- _YOUR OBJECTIVE_
Copy out every line of the records where the string "happen" occurs.

- _Items from a data source_
>> Begin

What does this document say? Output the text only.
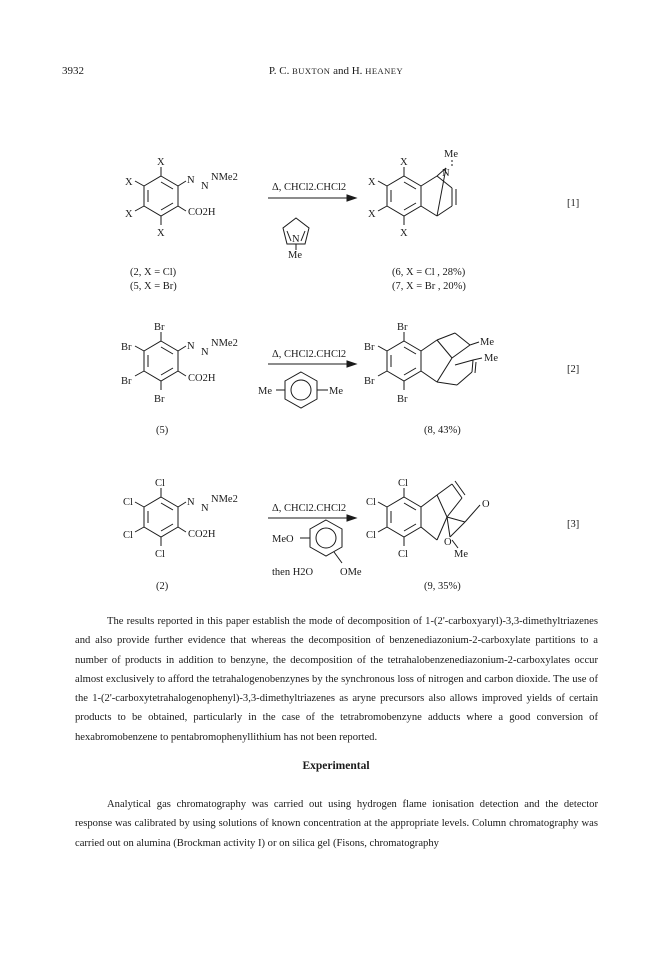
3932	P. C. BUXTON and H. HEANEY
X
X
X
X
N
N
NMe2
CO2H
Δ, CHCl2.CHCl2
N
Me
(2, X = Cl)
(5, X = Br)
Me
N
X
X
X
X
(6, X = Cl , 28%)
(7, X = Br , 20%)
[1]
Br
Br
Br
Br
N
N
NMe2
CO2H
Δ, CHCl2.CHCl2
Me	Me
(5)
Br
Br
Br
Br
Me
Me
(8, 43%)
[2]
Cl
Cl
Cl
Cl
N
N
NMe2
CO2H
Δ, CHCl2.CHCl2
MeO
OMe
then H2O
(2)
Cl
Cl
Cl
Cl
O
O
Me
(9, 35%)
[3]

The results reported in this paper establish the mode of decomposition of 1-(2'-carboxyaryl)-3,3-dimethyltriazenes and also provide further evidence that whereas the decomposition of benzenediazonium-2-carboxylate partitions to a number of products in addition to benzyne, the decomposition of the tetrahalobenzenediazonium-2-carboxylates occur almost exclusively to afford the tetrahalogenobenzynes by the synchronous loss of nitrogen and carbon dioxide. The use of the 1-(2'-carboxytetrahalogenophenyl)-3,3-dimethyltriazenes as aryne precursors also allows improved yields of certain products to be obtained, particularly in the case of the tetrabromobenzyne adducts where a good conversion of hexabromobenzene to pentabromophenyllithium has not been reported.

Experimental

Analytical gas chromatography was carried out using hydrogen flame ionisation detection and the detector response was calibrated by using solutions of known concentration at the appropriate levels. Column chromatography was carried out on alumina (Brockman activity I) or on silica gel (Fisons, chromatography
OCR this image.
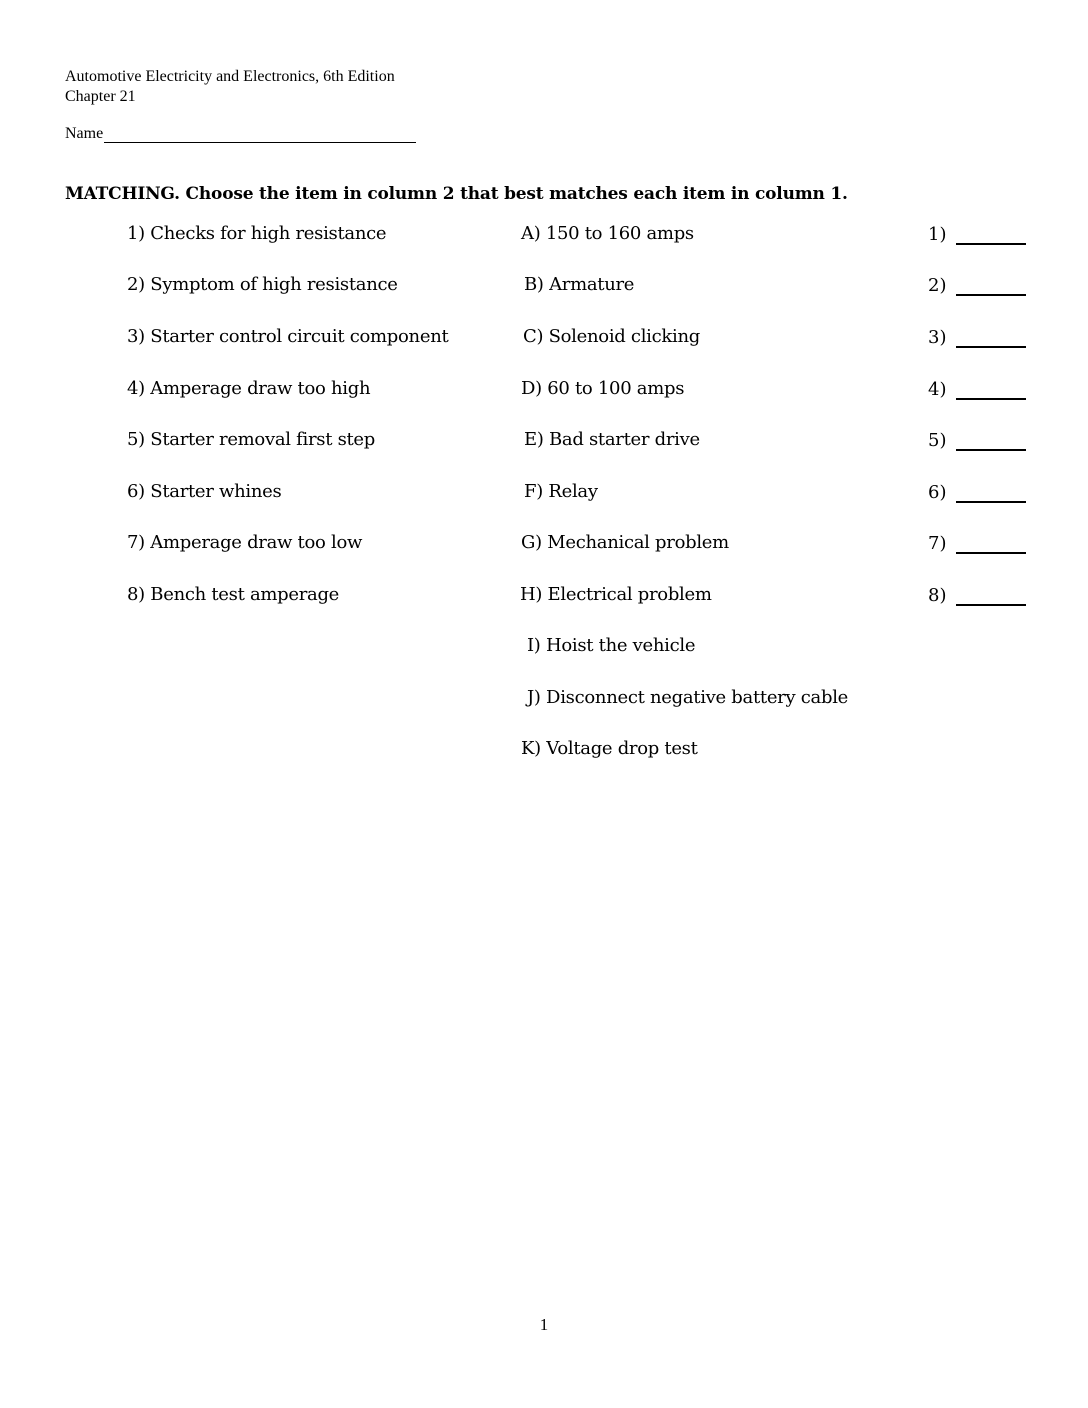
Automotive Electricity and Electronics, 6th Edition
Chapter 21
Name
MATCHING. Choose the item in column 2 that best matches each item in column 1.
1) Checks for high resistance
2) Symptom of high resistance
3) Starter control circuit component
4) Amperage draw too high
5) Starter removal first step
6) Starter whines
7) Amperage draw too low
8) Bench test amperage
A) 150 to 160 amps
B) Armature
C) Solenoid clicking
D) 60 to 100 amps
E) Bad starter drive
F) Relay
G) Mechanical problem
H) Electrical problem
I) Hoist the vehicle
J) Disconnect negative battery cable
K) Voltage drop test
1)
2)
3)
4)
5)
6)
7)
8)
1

>> End
>> Begin

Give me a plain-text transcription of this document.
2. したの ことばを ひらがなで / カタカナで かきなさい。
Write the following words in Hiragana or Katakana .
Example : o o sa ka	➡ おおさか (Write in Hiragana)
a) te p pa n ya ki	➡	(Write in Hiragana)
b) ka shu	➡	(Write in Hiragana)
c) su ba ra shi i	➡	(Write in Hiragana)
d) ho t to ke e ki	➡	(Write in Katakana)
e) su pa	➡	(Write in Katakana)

>> End
>> Begin

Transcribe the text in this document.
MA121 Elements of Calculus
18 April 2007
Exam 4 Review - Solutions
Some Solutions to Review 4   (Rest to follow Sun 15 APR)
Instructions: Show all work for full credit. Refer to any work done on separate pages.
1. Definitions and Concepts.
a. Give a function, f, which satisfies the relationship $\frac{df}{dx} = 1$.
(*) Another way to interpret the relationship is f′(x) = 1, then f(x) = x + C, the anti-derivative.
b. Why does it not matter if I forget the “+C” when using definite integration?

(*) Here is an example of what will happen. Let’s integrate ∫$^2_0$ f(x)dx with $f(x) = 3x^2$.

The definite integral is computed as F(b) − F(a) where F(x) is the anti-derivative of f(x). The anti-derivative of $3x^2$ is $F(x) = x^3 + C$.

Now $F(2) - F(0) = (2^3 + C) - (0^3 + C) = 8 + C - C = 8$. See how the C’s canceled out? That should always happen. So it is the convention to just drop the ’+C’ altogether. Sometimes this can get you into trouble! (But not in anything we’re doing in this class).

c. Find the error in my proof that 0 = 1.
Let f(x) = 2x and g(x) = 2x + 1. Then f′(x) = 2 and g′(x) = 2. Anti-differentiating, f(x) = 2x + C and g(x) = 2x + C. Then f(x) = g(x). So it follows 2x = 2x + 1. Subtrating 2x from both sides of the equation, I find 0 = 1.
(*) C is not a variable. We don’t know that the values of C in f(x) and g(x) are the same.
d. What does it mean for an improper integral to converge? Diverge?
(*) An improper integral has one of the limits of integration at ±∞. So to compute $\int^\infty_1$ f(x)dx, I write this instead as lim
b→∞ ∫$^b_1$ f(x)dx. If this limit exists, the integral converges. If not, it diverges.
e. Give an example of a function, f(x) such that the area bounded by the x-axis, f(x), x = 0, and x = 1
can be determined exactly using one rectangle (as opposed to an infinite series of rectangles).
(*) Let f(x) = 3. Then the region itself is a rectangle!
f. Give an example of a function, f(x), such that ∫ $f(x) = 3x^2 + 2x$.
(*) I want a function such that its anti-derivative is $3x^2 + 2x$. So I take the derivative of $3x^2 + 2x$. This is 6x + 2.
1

>> End

- _TASK RESULT_
(*) Here is an example of what will happen. Let’s integrate ∫$^2_0$ f(x)dx with $f(x) = 3x^2$.
Now $F(2) - F(0) = (2^3 + C) - (0^3 + C) = 8 + C - C = 8$. See how the C’s canceled out? That should always happen. So it is the convention to just drop the ’+C’ altogether. Sometimes this can get you into trouble! (But not in anything we’re doing in this class).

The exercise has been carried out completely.